### [Stated problem]
Return every record verbatim.

(Collected data entries)
***
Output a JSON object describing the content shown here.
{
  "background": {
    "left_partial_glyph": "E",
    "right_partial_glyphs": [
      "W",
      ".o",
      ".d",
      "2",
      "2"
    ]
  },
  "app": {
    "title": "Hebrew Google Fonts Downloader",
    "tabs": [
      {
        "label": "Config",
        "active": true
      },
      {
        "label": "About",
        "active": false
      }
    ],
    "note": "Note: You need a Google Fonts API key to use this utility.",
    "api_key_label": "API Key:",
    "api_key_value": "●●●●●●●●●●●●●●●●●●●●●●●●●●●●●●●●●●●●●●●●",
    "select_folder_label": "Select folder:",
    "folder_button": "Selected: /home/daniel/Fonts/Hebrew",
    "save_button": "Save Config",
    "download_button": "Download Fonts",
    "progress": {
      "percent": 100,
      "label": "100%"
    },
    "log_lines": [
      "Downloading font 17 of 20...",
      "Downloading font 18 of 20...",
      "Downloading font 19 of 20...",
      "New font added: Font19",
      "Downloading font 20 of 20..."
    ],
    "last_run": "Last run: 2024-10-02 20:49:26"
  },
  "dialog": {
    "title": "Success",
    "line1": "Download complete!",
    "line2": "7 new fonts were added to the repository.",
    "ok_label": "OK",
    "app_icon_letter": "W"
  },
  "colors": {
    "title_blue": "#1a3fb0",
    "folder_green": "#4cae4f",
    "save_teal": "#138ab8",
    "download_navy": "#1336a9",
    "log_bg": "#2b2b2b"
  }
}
***
### [Output below]
Output a JSON object describing the content shown here.
{
  "background": {
    "left_partial_glyph": "E",
    "right_partial_glyphs": [
      "W",
      ".o",
      ".d",
      "2",
      "2"
    ]
  },
  "app": {
    "title": "Hebrew Google Fonts Downloader",
    "tabs": [
      {
        "label": "Config",
        "active": true
      },
      {
        "label": "About",
        "active": false
      }
    ],
    "note": "Note: You need a Google Fonts API key to use this utility.",
    "api_key_label": "API Key:",
    "api_key_value": "●●●●●●●●●●●●●●●●●●●●●●●●●●●●●●●●●●●●●●●●",
    "select_folder_label": "Select folder:",
    "folder_button": "Selected: /home/daniel/Fonts/Hebrew",
    "save_button": "Save Config",
    "download_button": "Download Fonts",
    "progress": {
      "percent": 100,
      "label": "100%"
    },
    "log_lines": [
      "Downloading font 17 of 20...",
      "Downloading font 18 of 20...",
      "Downloading font 19 of 20...",
      "New font added: Font19",
      "Downloading font 20 of 20..."
    ],
    "last_run": "Last run: 2024-10-02 20:49:26"
  },
  "dialog": {
    "title": "Success",
    "line1": "Download complete!",
    "line2": "7 new fonts were added to the repository.",
    "ok_label": "OK",
    "app_icon_letter": "W"
  },
  "colors": {
    "title_blue": "#1a3fb0",
    "folder_green": "#4cae4f",
    "save_teal": "#138ab8",
    "download_navy": "#1336a9",
    "log_bg": "#2b2b2b"
  }
}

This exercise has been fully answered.